> _Records contained in a dataset_
***

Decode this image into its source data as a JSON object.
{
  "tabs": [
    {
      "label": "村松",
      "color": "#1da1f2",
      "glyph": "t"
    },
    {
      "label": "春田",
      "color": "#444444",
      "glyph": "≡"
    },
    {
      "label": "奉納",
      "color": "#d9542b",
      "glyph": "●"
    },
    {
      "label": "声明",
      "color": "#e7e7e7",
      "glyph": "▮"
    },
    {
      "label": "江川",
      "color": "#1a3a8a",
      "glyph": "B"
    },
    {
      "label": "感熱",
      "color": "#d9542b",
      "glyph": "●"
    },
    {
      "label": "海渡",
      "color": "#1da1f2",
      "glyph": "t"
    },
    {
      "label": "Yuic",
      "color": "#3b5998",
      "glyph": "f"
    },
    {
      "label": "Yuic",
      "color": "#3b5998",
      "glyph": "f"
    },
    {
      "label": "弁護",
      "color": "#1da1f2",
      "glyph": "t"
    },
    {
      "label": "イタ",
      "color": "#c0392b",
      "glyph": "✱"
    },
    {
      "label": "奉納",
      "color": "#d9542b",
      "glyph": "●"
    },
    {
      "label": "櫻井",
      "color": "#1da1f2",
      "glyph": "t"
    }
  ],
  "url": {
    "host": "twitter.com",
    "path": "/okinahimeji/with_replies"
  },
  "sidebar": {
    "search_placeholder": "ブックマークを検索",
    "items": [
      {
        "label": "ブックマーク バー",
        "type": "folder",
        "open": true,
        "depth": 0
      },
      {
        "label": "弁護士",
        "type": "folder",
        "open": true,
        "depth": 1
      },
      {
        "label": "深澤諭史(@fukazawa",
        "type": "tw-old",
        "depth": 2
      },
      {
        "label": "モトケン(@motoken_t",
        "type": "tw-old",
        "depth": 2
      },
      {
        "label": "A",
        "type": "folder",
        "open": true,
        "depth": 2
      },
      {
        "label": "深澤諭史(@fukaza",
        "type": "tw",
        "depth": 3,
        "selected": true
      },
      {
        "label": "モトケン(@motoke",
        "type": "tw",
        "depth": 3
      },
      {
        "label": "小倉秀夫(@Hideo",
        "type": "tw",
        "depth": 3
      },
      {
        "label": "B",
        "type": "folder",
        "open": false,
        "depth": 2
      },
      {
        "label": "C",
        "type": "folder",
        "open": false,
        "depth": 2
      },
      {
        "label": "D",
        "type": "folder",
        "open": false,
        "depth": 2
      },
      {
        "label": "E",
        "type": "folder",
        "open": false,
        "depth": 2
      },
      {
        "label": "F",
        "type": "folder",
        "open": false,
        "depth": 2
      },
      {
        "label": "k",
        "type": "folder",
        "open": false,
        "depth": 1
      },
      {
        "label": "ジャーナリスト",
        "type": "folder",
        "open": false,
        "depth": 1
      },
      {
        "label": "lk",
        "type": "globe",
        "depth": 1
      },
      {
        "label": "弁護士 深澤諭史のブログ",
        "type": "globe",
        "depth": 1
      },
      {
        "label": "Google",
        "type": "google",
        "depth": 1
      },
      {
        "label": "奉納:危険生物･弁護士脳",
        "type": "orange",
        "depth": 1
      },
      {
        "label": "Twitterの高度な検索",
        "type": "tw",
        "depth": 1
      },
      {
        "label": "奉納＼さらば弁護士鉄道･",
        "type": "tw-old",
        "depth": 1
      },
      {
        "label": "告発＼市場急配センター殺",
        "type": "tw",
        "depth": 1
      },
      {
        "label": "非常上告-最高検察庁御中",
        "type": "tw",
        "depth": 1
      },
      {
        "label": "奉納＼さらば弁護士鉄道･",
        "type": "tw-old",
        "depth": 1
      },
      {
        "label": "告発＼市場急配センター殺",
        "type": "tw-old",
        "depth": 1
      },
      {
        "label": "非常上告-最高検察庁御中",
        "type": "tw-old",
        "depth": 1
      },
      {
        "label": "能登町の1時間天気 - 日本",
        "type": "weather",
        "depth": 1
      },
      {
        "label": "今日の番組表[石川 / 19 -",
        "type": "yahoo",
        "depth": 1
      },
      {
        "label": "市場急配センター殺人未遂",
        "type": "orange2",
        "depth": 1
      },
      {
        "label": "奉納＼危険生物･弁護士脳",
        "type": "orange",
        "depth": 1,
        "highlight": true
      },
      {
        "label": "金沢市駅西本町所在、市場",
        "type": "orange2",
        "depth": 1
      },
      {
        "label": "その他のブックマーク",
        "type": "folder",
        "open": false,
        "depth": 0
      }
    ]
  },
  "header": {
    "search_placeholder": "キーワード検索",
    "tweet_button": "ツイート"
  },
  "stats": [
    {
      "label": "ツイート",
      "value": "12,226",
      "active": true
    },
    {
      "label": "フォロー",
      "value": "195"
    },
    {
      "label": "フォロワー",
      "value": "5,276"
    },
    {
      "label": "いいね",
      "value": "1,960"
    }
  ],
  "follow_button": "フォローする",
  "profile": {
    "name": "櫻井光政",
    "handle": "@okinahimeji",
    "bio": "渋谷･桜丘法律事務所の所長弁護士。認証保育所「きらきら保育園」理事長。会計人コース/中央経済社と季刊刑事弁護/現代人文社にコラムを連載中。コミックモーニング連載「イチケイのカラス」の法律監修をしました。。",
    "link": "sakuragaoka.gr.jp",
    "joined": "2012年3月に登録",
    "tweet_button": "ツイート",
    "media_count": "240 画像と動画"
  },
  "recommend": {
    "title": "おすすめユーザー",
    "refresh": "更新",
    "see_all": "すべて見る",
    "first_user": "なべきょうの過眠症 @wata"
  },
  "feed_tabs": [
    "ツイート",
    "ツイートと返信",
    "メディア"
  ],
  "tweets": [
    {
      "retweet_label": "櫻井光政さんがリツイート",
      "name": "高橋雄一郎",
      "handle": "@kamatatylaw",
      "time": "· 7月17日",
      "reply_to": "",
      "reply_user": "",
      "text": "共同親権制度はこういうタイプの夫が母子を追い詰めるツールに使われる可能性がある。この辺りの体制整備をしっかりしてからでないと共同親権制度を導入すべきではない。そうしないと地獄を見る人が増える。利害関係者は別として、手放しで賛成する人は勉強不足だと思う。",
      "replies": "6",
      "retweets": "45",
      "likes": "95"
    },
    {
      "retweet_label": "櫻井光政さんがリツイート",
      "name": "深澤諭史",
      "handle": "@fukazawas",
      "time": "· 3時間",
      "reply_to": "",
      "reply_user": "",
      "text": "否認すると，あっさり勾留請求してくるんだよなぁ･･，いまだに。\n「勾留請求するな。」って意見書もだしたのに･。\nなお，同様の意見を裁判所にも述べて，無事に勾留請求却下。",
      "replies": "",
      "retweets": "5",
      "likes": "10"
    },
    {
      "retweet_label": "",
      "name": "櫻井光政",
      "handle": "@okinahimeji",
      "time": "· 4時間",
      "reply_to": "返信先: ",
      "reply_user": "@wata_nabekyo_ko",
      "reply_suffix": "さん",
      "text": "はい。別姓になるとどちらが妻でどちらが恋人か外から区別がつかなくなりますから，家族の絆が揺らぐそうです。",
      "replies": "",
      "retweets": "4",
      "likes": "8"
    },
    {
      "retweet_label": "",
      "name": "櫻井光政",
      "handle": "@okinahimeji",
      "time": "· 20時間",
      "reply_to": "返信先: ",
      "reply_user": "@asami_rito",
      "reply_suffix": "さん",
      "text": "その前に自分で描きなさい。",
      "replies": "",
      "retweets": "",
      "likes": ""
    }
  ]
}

***

> _TASK STATEMENT_
Transcribe each entry exactly.

> _OUTPUT FOR THIS TASK_
Decode this image into its source data as a JSON object.
{
  "tabs": [
    {
      "label": "村松",
      "color": "#1da1f2",
      "glyph": "t"
    },
    {
      "label": "春田",
      "color": "#444444",
      "glyph": "≡"
    },
    {
      "label": "奉納",
      "color": "#d9542b",
      "glyph": "●"
    },
    {
      "label": "声明",
      "color": "#e7e7e7",
      "glyph": "▮"
    },
    {
      "label": "江川",
      "color": "#1a3a8a",
      "glyph": "B"
    },
    {
      "label": "感熱",
      "color": "#d9542b",
      "glyph": "●"
    },
    {
      "label": "海渡",
      "color": "#1da1f2",
      "glyph": "t"
    },
    {
      "label": "Yuic",
      "color": "#3b5998",
      "glyph": "f"
    },
    {
      "label": "Yuic",
      "color": "#3b5998",
      "glyph": "f"
    },
    {
      "label": "弁護",
      "color": "#1da1f2",
      "glyph": "t"
    },
    {
      "label": "イタ",
      "color": "#c0392b",
      "glyph": "✱"
    },
    {
      "label": "奉納",
      "color": "#d9542b",
      "glyph": "●"
    },
    {
      "label": "櫻井",
      "color": "#1da1f2",
      "glyph": "t"
    }
  ],
  "url": {
    "host": "twitter.com",
    "path": "/okinahimeji/with_replies"
  },
  "sidebar": {
    "search_placeholder": "ブックマークを検索",
    "items": [
      {
        "label": "ブックマーク バー",
        "type": "folder",
        "open": true,
        "depth": 0
      },
      {
        "label": "弁護士",
        "type": "folder",
        "open": true,
        "depth": 1
      },
      {
        "label": "深澤諭史(@fukazawa",
        "type": "tw-old",
        "depth": 2
      },
      {
        "label": "モトケン(@motoken_t",
        "type": "tw-old",
        "depth": 2
      },
      {
        "label": "A",
        "type": "folder",
        "open": true,
        "depth": 2
      },
      {
        "label": "深澤諭史(@fukaza",
        "type": "tw",
        "depth": 3,
        "selected": true
      },
      {
        "label": "モトケン(@motoke",
        "type": "tw",
        "depth": 3
      },
      {
        "label": "小倉秀夫(@Hideo",
        "type": "tw",
        "depth": 3
      },
      {
        "label": "B",
        "type": "folder",
        "open": false,
        "depth": 2
      },
      {
        "label": "C",
        "type": "folder",
        "open": false,
        "depth": 2
      },
      {
        "label": "D",
        "type": "folder",
        "open": false,
        "depth": 2
      },
      {
        "label": "E",
        "type": "folder",
        "open": false,
        "depth": 2
      },
      {
        "label": "F",
        "type": "folder",
        "open": false,
        "depth": 2
      },
      {
        "label": "k",
        "type": "folder",
        "open": false,
        "depth": 1
      },
      {
        "label": "ジャーナリスト",
        "type": "folder",
        "open": false,
        "depth": 1
      },
      {
        "label": "lk",
        "type": "globe",
        "depth": 1
      },
      {
        "label": "弁護士 深澤諭史のブログ",
        "type": "globe",
        "depth": 1
      },
      {
        "label": "Google",
        "type": "google",
        "depth": 1
      },
      {
        "label": "奉納:危険生物･弁護士脳",
        "type": "orange",
        "depth": 1
      },
      {
        "label": "Twitterの高度な検索",
        "type": "tw",
        "depth": 1
      },
      {
        "label": "奉納＼さらば弁護士鉄道･",
        "type": "tw-old",
        "depth": 1
      },
      {
        "label": "告発＼市場急配センター殺",
        "type": "tw",
        "depth": 1
      },
      {
        "label": "非常上告-最高検察庁御中",
        "type": "tw",
        "depth": 1
      },
      {
        "label": "奉納＼さらば弁護士鉄道･",
        "type": "tw-old",
        "depth": 1
      },
      {
        "label": "告発＼市場急配センター殺",
        "type": "tw-old",
        "depth": 1
      },
      {
        "label": "非常上告-最高検察庁御中",
        "type": "tw-old",
        "depth": 1
      },
      {
        "label": "能登町の1時間天気 - 日本",
        "type": "weather",
        "depth": 1
      },
      {
        "label": "今日の番組表[石川 / 19 -",
        "type": "yahoo",
        "depth": 1
      },
      {
        "label": "市場急配センター殺人未遂",
        "type": "orange2",
        "depth": 1
      },
      {
        "label": "奉納＼危険生物･弁護士脳",
        "type": "orange",
        "depth": 1,
        "highlight": true
      },
      {
        "label": "金沢市駅西本町所在、市場",
        "type": "orange2",
        "depth": 1
      },
      {
        "label": "その他のブックマーク",
        "type": "folder",
        "open": false,
        "depth": 0
      }
    ]
  },
  "header": {
    "search_placeholder": "キーワード検索",
    "tweet_button": "ツイート"
  },
  "stats": [
    {
      "label": "ツイート",
      "value": "12,226",
      "active": true
    },
    {
      "label": "フォロー",
      "value": "195"
    },
    {
      "label": "フォロワー",
      "value": "5,276"
    },
    {
      "label": "いいね",
      "value": "1,960"
    }
  ],
  "follow_button": "フォローする",
  "profile": {
    "name": "櫻井光政",
    "handle": "@okinahimeji",
    "bio": "渋谷･桜丘法律事務所の所長弁護士。認証保育所「きらきら保育園」理事長。会計人コース/中央経済社と季刊刑事弁護/現代人文社にコラムを連載中。コミックモーニング連載「イチケイのカラス」の法律監修をしました。。",
    "link": "sakuragaoka.gr.jp",
    "joined": "2012年3月に登録",
    "tweet_button": "ツイート",
    "media_count": "240 画像と動画"
  },
  "recommend": {
    "title": "おすすめユーザー",
    "refresh": "更新",
    "see_all": "すべて見る",
    "first_user": "なべきょうの過眠症 @wata"
  },
  "feed_tabs": [
    "ツイート",
    "ツイートと返信",
    "メディア"
  ],
  "tweets": [
    {
      "retweet_label": "櫻井光政さんがリツイート",
      "name": "高橋雄一郎",
      "handle": "@kamatatylaw",
      "time": "· 7月17日",
      "reply_to": "",
      "reply_user": "",
      "text": "共同親権制度はこういうタイプの夫が母子を追い詰めるツールに使われる可能性がある。この辺りの体制整備をしっかりしてからでないと共同親権制度を導入すべきではない。そうしないと地獄を見る人が増える。利害関係者は別として、手放しで賛成する人は勉強不足だと思う。",
      "replies": "6",
      "retweets": "45",
      "likes": "95"
    },
    {
      "retweet_label": "櫻井光政さんがリツイート",
      "name": "深澤諭史",
      "handle": "@fukazawas",
      "time": "· 3時間",
      "reply_to": "",
      "reply_user": "",
      "text": "否認すると，あっさり勾留請求してくるんだよなぁ･･，いまだに。\n「勾留請求するな。」って意見書もだしたのに･。\nなお，同様の意見を裁判所にも述べて，無事に勾留請求却下。",
      "replies": "",
      "retweets": "5",
      "likes": "10"
    },
    {
      "retweet_label": "",
      "name": "櫻井光政",
      "handle": "@okinahimeji",
      "time": "· 4時間",
      "reply_to": "返信先: ",
      "reply_user": "@wata_nabekyo_ko",
      "reply_suffix": "さん",
      "text": "はい。別姓になるとどちらが妻でどちらが恋人か外から区別がつかなくなりますから，家族の絆が揺らぐそうです。",
      "replies": "",
      "retweets": "4",
      "likes": "8"
    },
    {
      "retweet_label": "",
      "name": "櫻井光政",
      "handle": "@okinahimeji",
      "time": "· 20時間",
      "reply_to": "返信先: ",
      "reply_user": "@asami_rito",
      "reply_suffix": "さん",
      "text": "その前に自分で描きなさい。",
      "replies": "",
      "retweets": "",
      "likes": ""
    }
  ]
}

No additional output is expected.